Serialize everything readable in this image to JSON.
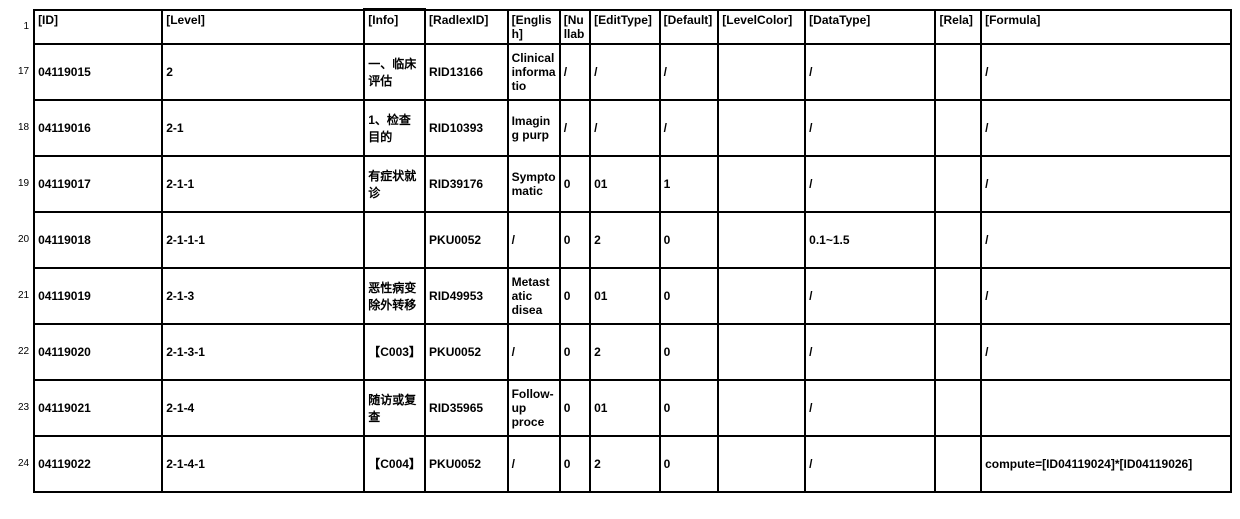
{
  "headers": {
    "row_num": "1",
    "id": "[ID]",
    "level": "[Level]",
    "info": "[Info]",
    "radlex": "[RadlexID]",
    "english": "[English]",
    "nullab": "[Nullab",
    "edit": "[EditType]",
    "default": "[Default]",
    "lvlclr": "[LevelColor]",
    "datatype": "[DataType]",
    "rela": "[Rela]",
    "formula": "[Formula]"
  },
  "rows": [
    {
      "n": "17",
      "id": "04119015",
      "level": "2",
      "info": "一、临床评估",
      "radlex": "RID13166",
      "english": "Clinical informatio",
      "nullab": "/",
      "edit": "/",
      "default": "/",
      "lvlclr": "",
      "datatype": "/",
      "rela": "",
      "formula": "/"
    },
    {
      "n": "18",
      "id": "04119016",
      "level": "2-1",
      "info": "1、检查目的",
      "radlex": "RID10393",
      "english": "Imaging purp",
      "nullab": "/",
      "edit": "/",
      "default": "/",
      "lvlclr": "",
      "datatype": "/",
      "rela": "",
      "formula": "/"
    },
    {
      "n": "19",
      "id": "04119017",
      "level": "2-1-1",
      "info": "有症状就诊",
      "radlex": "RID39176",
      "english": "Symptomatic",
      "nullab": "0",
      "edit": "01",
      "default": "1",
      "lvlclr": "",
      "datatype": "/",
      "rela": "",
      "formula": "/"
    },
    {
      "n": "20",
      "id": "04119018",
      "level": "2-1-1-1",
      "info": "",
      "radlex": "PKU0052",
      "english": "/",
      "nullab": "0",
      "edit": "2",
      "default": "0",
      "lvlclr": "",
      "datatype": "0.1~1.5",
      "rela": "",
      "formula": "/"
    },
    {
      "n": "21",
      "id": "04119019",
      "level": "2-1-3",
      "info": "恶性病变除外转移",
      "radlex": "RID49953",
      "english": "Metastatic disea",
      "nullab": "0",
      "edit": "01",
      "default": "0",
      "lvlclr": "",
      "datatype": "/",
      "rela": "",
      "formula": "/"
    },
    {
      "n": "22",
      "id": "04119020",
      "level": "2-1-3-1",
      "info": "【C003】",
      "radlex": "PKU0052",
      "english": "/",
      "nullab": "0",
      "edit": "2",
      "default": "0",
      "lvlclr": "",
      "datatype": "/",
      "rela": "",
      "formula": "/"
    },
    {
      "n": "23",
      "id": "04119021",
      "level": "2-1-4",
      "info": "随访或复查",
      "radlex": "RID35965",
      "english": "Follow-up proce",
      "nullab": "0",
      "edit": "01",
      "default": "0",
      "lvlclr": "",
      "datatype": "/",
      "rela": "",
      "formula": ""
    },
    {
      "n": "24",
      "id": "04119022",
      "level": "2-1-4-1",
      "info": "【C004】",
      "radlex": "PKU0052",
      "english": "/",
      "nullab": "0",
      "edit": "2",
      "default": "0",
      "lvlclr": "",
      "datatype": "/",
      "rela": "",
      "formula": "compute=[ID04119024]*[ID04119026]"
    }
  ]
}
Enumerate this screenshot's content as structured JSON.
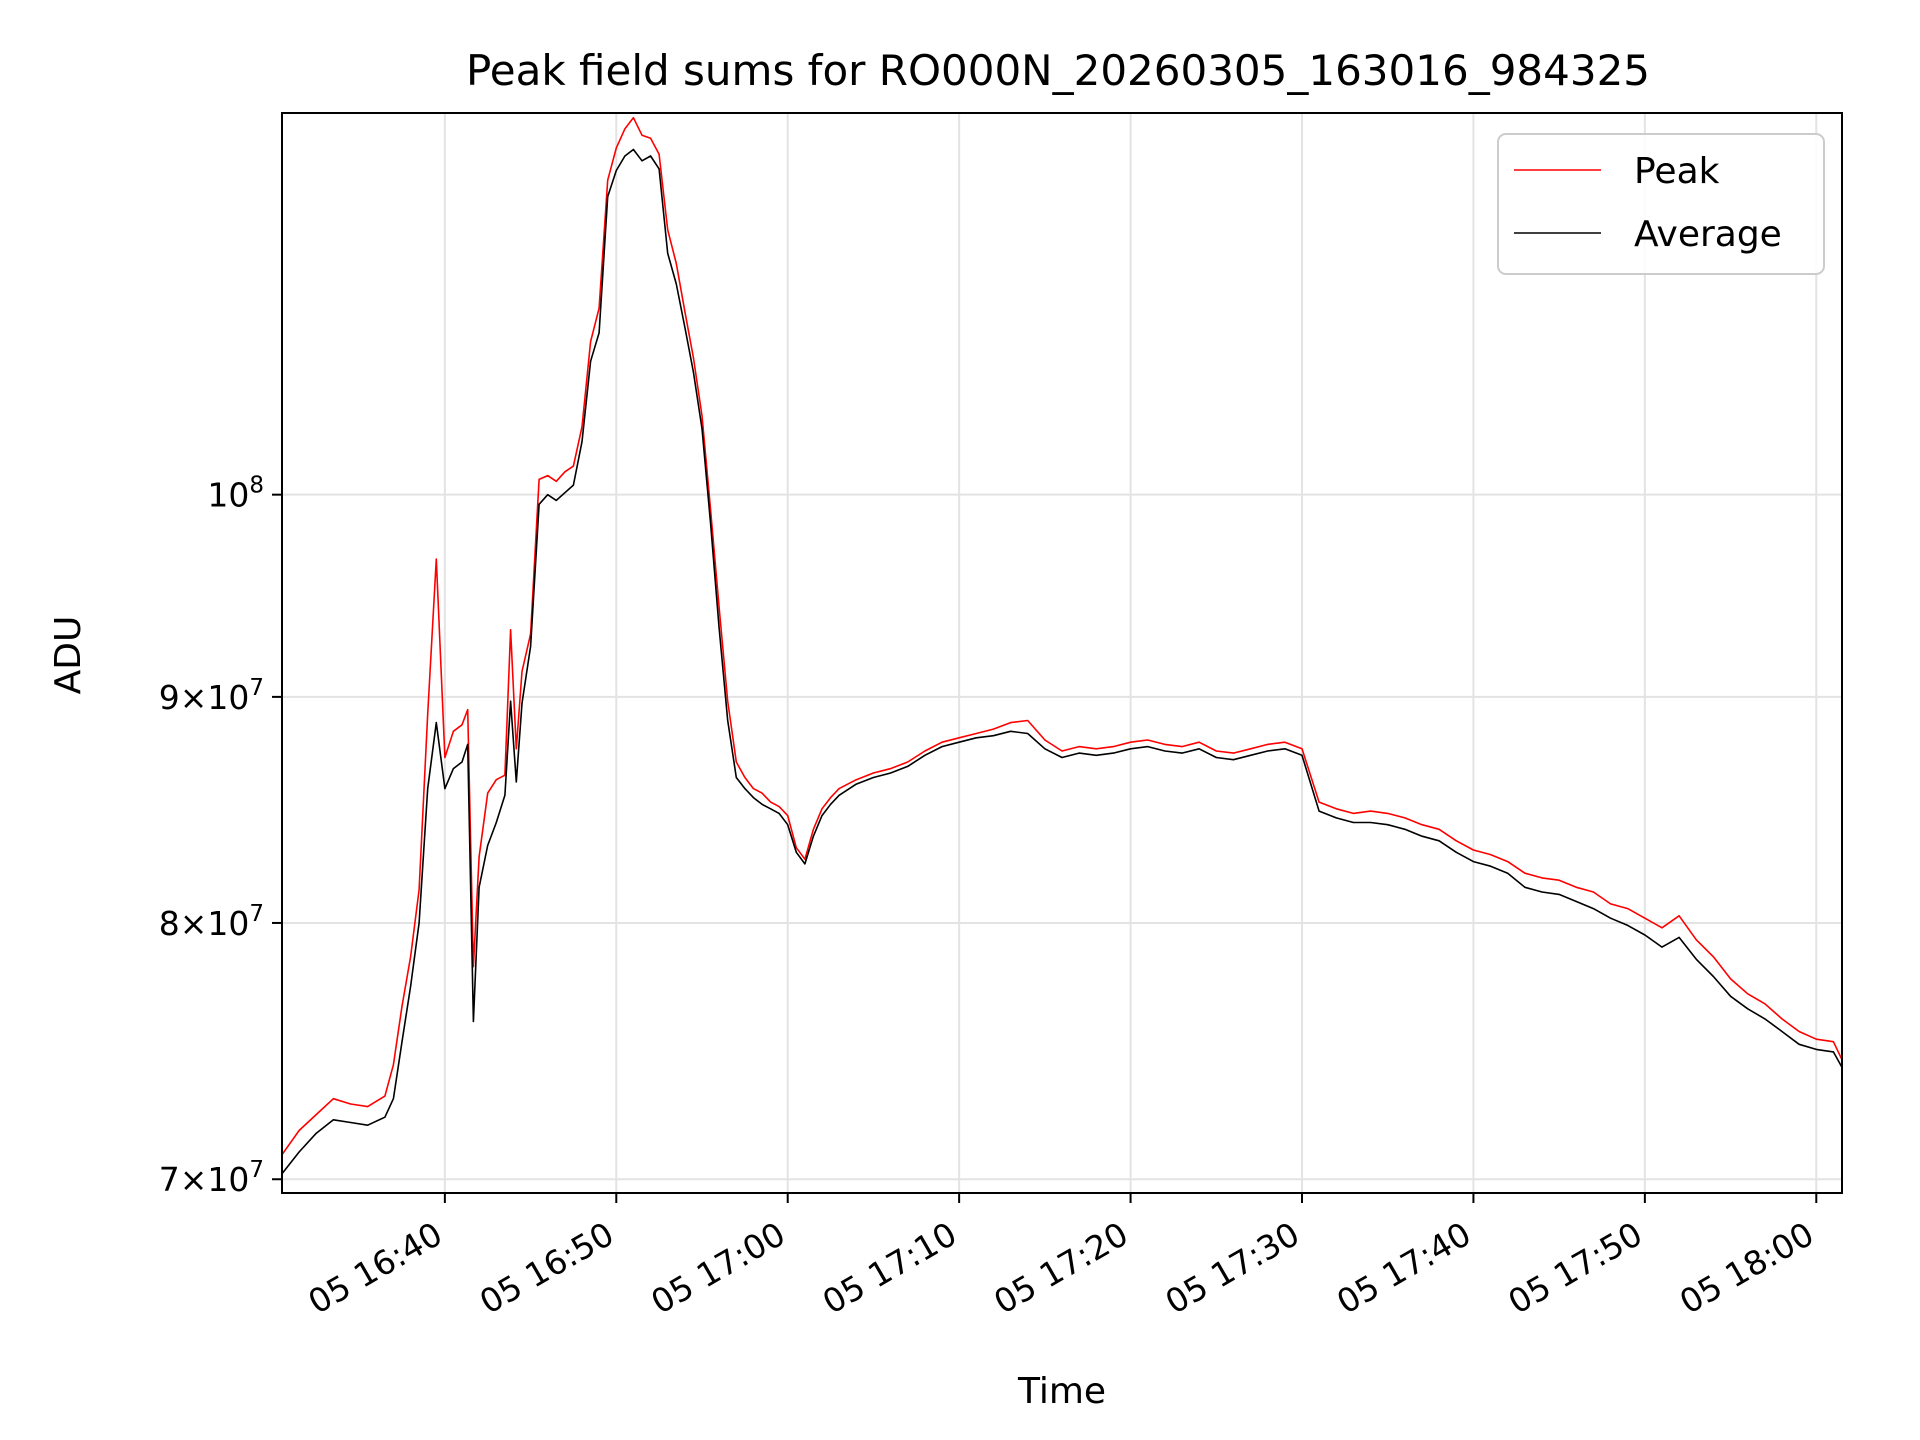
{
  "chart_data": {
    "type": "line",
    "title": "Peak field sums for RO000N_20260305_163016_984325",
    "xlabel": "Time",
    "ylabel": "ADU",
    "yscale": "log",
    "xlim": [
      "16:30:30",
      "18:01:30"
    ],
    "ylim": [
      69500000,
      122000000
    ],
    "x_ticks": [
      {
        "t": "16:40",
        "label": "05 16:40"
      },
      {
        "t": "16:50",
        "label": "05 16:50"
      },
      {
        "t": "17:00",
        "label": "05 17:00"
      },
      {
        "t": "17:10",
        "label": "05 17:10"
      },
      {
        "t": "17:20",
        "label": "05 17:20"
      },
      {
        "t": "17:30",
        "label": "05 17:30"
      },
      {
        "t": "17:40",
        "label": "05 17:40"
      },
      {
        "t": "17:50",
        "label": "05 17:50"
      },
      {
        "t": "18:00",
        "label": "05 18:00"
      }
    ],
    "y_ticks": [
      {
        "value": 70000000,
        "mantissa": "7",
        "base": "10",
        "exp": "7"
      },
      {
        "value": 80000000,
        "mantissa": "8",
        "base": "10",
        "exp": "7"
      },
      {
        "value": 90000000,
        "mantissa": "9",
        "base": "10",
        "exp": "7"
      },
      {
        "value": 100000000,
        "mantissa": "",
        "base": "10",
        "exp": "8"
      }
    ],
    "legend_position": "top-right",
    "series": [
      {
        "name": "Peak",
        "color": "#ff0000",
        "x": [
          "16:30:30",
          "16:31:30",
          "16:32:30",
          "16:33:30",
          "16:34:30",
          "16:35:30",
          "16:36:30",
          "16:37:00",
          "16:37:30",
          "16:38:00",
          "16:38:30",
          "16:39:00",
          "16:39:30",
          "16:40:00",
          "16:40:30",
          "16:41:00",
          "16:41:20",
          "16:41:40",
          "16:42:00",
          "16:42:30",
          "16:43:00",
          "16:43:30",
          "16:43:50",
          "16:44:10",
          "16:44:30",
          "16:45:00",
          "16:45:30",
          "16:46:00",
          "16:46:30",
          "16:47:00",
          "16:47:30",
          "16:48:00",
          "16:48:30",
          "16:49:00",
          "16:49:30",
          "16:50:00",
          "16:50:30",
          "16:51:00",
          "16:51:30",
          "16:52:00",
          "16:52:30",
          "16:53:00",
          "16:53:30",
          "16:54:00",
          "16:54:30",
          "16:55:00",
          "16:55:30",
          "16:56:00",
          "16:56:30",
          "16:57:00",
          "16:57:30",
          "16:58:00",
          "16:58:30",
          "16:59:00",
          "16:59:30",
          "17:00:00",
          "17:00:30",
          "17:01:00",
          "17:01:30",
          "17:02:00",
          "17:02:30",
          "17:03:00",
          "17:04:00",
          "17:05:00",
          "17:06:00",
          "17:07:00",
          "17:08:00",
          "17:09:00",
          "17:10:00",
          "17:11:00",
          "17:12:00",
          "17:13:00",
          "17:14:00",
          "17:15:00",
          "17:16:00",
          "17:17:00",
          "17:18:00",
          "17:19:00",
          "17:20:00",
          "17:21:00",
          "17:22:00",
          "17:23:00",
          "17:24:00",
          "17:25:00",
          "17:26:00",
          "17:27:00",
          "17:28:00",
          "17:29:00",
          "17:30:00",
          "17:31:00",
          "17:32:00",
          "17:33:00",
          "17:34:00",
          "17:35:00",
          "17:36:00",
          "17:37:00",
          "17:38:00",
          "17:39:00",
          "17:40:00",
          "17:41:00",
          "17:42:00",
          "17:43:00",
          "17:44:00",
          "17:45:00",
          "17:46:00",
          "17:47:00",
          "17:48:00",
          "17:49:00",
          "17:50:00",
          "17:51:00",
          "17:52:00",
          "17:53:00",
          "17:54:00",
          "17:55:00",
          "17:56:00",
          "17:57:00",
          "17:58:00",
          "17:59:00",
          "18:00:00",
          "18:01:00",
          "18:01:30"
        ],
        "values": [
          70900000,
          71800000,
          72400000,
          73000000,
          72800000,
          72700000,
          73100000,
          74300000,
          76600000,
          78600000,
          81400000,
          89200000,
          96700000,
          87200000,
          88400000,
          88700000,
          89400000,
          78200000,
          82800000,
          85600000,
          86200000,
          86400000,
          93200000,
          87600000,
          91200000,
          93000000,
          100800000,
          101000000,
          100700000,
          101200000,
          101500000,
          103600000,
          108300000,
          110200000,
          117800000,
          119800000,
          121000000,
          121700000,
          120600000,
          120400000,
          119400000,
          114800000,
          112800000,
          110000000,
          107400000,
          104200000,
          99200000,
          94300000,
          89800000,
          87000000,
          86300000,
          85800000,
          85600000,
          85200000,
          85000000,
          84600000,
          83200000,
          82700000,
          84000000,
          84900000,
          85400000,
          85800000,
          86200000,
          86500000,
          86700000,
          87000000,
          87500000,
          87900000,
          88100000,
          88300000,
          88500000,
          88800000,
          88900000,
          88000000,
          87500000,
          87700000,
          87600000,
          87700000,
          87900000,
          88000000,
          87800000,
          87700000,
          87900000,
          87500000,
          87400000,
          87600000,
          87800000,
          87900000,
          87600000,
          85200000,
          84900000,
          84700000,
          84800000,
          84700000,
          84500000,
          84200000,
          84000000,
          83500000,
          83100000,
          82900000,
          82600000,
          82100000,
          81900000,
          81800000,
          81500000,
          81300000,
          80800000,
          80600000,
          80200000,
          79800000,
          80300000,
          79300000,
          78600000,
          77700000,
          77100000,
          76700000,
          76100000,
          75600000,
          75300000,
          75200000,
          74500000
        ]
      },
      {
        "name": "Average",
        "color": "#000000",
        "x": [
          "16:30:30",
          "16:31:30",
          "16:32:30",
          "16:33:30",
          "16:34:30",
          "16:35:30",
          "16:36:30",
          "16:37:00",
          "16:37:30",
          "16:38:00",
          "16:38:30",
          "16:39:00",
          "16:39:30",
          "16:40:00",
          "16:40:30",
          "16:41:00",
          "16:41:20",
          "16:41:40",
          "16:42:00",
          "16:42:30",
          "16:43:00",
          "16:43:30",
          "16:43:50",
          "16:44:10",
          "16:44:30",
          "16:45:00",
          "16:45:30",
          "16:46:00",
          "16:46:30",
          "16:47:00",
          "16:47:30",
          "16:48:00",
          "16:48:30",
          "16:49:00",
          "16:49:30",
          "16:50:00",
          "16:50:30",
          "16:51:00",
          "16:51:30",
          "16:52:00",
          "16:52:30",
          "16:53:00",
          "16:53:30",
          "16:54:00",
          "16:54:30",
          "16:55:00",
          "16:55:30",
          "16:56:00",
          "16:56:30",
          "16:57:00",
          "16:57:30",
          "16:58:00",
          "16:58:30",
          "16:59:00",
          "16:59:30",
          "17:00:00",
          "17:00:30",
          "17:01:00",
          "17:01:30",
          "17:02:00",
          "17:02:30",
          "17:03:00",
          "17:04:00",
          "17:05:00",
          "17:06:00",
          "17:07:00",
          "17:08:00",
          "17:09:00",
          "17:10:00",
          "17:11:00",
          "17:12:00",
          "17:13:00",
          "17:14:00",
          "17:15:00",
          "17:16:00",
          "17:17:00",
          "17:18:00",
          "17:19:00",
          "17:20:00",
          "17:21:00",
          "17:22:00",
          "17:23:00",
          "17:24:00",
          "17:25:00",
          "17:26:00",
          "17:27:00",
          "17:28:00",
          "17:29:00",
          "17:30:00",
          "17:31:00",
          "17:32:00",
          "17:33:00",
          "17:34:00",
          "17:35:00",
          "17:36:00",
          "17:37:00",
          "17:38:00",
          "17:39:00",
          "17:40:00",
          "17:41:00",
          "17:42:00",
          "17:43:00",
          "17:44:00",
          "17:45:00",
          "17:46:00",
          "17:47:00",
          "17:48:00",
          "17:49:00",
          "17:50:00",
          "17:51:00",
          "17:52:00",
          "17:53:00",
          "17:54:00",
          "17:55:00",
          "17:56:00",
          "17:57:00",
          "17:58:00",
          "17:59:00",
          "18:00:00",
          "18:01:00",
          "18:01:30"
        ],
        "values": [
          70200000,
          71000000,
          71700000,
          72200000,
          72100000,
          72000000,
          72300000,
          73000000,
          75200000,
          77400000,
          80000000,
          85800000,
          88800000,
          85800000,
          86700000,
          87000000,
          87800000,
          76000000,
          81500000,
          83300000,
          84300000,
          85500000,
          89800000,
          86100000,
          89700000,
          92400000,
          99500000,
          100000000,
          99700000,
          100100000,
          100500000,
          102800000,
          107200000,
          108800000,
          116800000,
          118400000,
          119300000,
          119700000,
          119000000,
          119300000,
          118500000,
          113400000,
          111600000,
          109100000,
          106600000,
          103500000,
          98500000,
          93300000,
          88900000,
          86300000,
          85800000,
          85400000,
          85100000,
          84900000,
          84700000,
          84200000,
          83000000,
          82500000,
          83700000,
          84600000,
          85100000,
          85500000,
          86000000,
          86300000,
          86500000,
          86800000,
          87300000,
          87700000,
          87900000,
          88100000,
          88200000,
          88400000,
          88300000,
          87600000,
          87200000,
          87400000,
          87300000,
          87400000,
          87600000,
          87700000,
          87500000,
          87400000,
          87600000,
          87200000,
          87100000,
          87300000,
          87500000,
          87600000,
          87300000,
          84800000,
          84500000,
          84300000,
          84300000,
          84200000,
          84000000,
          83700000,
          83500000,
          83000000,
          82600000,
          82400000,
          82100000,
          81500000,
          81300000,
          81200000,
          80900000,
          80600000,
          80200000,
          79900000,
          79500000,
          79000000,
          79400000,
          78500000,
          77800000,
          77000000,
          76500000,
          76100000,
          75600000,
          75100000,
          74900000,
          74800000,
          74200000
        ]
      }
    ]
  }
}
-- -- --
▶ _Request_
Search the data for "mantissa". Copy every matching line.

▶ _Task answer_
        "mantissa": "7",
        "mantissa": "8",
        "mantissa": "9",
        "mantissa": "",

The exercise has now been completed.